* Short exercise *
Reproduce the listing word for word. Skip any image.

(Stored data)
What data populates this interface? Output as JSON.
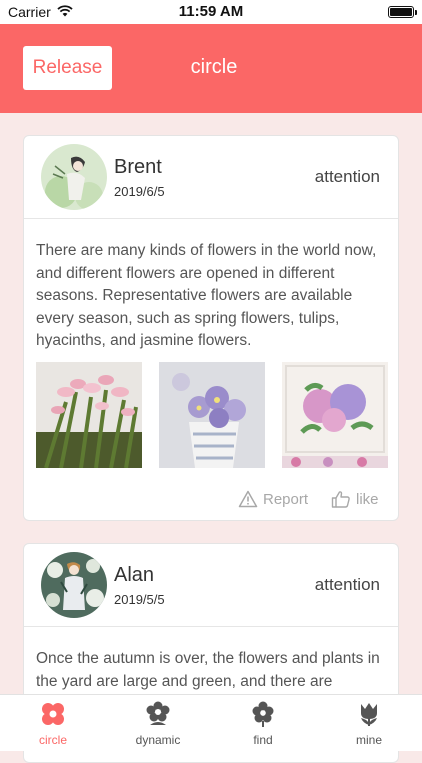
{
  "status_bar": {
    "carrier": "Carrier",
    "time": "11:59 AM"
  },
  "header": {
    "release_label": "Release",
    "title": "circle"
  },
  "posts": [
    {
      "name": "Brent",
      "date": "2019/6/5",
      "attention_label": "attention",
      "text": "There are many kinds of flowers in the world now, and different flowers are opened in different seasons. Representative flowers are available every season, such as spring flowers, tulips, hyacinths, and jasmine flowers.",
      "report_label": "Report",
      "like_label": "like"
    },
    {
      "name": "Alan",
      "date": "2019/5/5",
      "attention_label": "attention",
      "text": "Once the autumn is over, the flowers and plants in the yard are large and green, and there are"
    }
  ],
  "tabs": [
    {
      "label": "circle",
      "icon": "flower-icon",
      "active": true
    },
    {
      "label": "dynamic",
      "icon": "gear-flower-icon",
      "active": false
    },
    {
      "label": "find",
      "icon": "bloom-icon",
      "active": false
    },
    {
      "label": "mine",
      "icon": "tulip-icon",
      "active": false
    }
  ],
  "colors": {
    "accent": "#fb6766",
    "background": "#f9e9e8",
    "tab_inactive": "#555555"
  }
}
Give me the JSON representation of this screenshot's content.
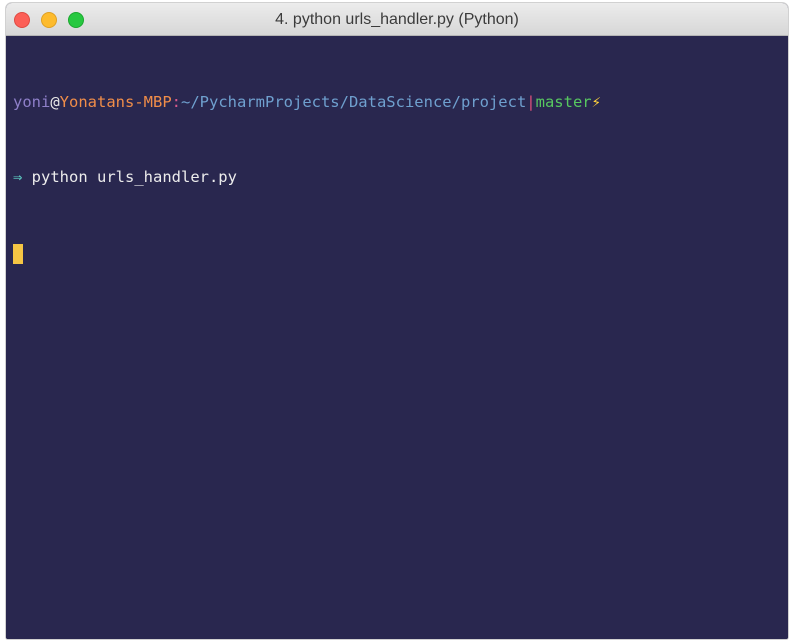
{
  "window": {
    "title": "4. python urls_handler.py (Python)"
  },
  "prompt": {
    "user": "yoni",
    "at": "@",
    "host": "Yonatans-MBP",
    "colon": ":",
    "path": "~/PycharmProjects/DataScience/project",
    "separator": "|",
    "branch": "master",
    "status_icon": "⚡"
  },
  "command": {
    "arrow": "⇒",
    "text": " python urls_handler.py"
  },
  "colors": {
    "terminal_background": "#29274f",
    "cursor": "#f5c544"
  }
}
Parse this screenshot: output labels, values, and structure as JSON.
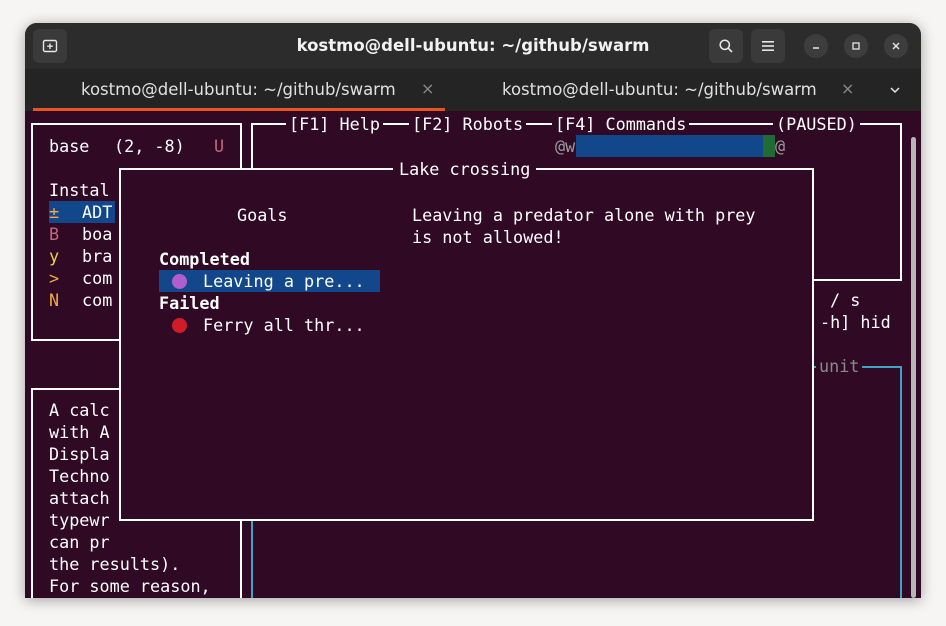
{
  "window": {
    "title": "kostmo@dell-ubuntu: ~/github/swarm"
  },
  "tabs": [
    {
      "label": "kostmo@dell-ubuntu: ~/github/swarm",
      "close": "×",
      "active": true
    },
    {
      "label": "kostmo@dell-ubuntu: ~/github/swarm",
      "close": "×",
      "active": false
    }
  ],
  "menu": {
    "f1": "[F1] Help",
    "f2": "[F2] Robots",
    "f4": "[F4] Commands",
    "paused": "(PAUSED)"
  },
  "robot_panel": {
    "name": "base",
    "coords": "(2, -8)",
    "flag": "U",
    "install_label": "Instal",
    "items": [
      {
        "glyph": "±",
        "label": "ADT",
        "selected": true
      },
      {
        "glyph": "B",
        "label": "boa"
      },
      {
        "glyph": "y",
        "label": "bra"
      },
      {
        "glyph": ">",
        "label": "com"
      },
      {
        "glyph": "N",
        "label": "com"
      }
    ]
  },
  "world": {
    "robot_a": "@w",
    "robot_b": "@"
  },
  "right_panel": {
    "slash_s": "/ s",
    "hide_hint": "-h] hid",
    "unit_label": "unit"
  },
  "description": {
    "lines": [
      "A calc",
      "with A",
      "Displa",
      "Techno",
      "attach",
      "typewr",
      "can pr",
      "the results).",
      "For some reason,"
    ],
    "more": ". . ."
  },
  "modal": {
    "title": "Lake crossing",
    "goals_header": "Goals",
    "completed_header": "Completed",
    "completed_items": [
      {
        "label": "Leaving a pre...",
        "dot_color": "#b15dd0"
      }
    ],
    "failed_header": "Failed",
    "failed_items": [
      {
        "label": "Ferry all thr...",
        "dot_color": "#d01c28"
      }
    ],
    "detail_line1": "Leaving a predator alone with prey",
    "detail_line2": "is not allowed!"
  },
  "colors": {
    "background": "#300a24",
    "selection": "#12488b",
    "accent": "#e95420",
    "info_border": "#3ea3c7"
  }
}
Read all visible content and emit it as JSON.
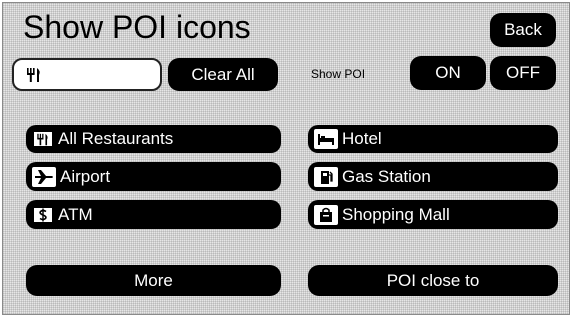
{
  "header": {
    "title": "Show POI icons",
    "back_label": "Back"
  },
  "search": {
    "selected_icon": "fork-knife-icon",
    "clear_label": "Clear All"
  },
  "show_poi": {
    "label": "Show POI",
    "on_label": "ON",
    "off_label": "OFF"
  },
  "poi_items": [
    {
      "label": "All Restaurants",
      "icon": "fork-knife-icon"
    },
    {
      "label": "Hotel",
      "icon": "bed-icon"
    },
    {
      "label": "Airport",
      "icon": "airplane-icon"
    },
    {
      "label": "Gas Station",
      "icon": "gas-pump-icon"
    },
    {
      "label": "ATM",
      "icon": "dollar-icon"
    },
    {
      "label": "Shopping Mall",
      "icon": "shopping-bag-icon"
    }
  ],
  "footer": {
    "more_label": "More",
    "poi_close_label": "POI close to"
  }
}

* Result of this task *
What data populates this interface? Output as JSON.
{
  "status_bar": {
    "carrier": "Carrier",
    "time": "11:59 AM"
  },
  "header": {
    "release_label": "Release",
    "title": "circle"
  },
  "posts": [
    {
      "name": "Brent",
      "date": "2019/6/5",
      "attention_label": "attention",
      "text": "There are many kinds of flowers in the world now, and different flowers are opened in different seasons. Representative flowers are available every season, such as spring flowers, tulips, hyacinths, and jasmine flowers.",
      "report_label": "Report",
      "like_label": "like"
    },
    {
      "name": "Alan",
      "date": "2019/5/5",
      "attention_label": "attention",
      "text": "Once the autumn is over, the flowers and plants in the yard are large and green, and there are"
    }
  ],
  "tabs": [
    {
      "label": "circle",
      "icon": "flower-icon",
      "active": true
    },
    {
      "label": "dynamic",
      "icon": "gear-flower-icon",
      "active": false
    },
    {
      "label": "find",
      "icon": "bloom-icon",
      "active": false
    },
    {
      "label": "mine",
      "icon": "tulip-icon",
      "active": false
    }
  ],
  "colors": {
    "accent": "#fb6766",
    "background": "#f9e9e8",
    "tab_inactive": "#555555"
  }
}
Give me the JSON representation of this screenshot's content.
{
  "window": {
    "title": "4. python urls_handler.py (Python)"
  },
  "prompt": {
    "user": "yoni",
    "at": "@",
    "host": "Yonatans-MBP",
    "colon": ":",
    "path": "~/PycharmProjects/DataScience/project",
    "separator": "|",
    "branch": "master",
    "status_icon": "⚡"
  },
  "command": {
    "arrow": "⇒",
    "text": " python urls_handler.py"
  },
  "colors": {
    "terminal_background": "#29274f",
    "cursor": "#f5c544"
  }
}
Parse this screenshot: output labels, values, and structure as JSON.
{
  "window": {
    "title": "kostmo@dell-ubuntu: ~/github/swarm"
  },
  "tabs": [
    {
      "label": "kostmo@dell-ubuntu: ~/github/swarm",
      "close": "×",
      "active": true
    },
    {
      "label": "kostmo@dell-ubuntu: ~/github/swarm",
      "close": "×",
      "active": false
    }
  ],
  "menu": {
    "f1": "[F1] Help",
    "f2": "[F2] Robots",
    "f4": "[F4] Commands",
    "paused": "(PAUSED)"
  },
  "robot_panel": {
    "name": "base",
    "coords": "(2, -8)",
    "flag": "U",
    "install_label": "Instal",
    "items": [
      {
        "glyph": "±",
        "label": "ADT",
        "selected": true
      },
      {
        "glyph": "B",
        "label": "boa"
      },
      {
        "glyph": "y",
        "label": "bra"
      },
      {
        "glyph": ">",
        "label": "com"
      },
      {
        "glyph": "N",
        "label": "com"
      }
    ]
  },
  "world": {
    "robot_a": "@w",
    "robot_b": "@"
  },
  "right_panel": {
    "slash_s": "/ s",
    "hide_hint": "-h] hid",
    "unit_label": "unit"
  },
  "description": {
    "lines": [
      "A calc",
      "with A",
      "Displa",
      "Techno",
      "attach",
      "typewr",
      "can pr",
      "the results).",
      "For some reason,"
    ],
    "more": ". . ."
  },
  "modal": {
    "title": "Lake crossing",
    "goals_header": "Goals",
    "completed_header": "Completed",
    "completed_items": [
      {
        "label": "Leaving a pre...",
        "dot_color": "#b15dd0"
      }
    ],
    "failed_header": "Failed",
    "failed_items": [
      {
        "label": "Ferry all thr...",
        "dot_color": "#d01c28"
      }
    ],
    "detail_line1": "Leaving a predator alone with prey",
    "detail_line2": "is not allowed!"
  },
  "colors": {
    "background": "#300a24",
    "selection": "#12488b",
    "accent": "#e95420",
    "info_border": "#3ea3c7"
  }
}
Read all visible content and emit it as JSON.
{
  "header": {
    "title": "Show POI icons",
    "back_label": "Back"
  },
  "search": {
    "selected_icon": "fork-knife-icon",
    "clear_label": "Clear All"
  },
  "show_poi": {
    "label": "Show POI",
    "on_label": "ON",
    "off_label": "OFF"
  },
  "poi_items": [
    {
      "label": "All Restaurants",
      "icon": "fork-knife-icon"
    },
    {
      "label": "Hotel",
      "icon": "bed-icon"
    },
    {
      "label": "Airport",
      "icon": "airplane-icon"
    },
    {
      "label": "Gas Station",
      "icon": "gas-pump-icon"
    },
    {
      "label": "ATM",
      "icon": "dollar-icon"
    },
    {
      "label": "Shopping Mall",
      "icon": "shopping-bag-icon"
    }
  ],
  "footer": {
    "more_label": "More",
    "poi_close_label": "POI close to"
  }
}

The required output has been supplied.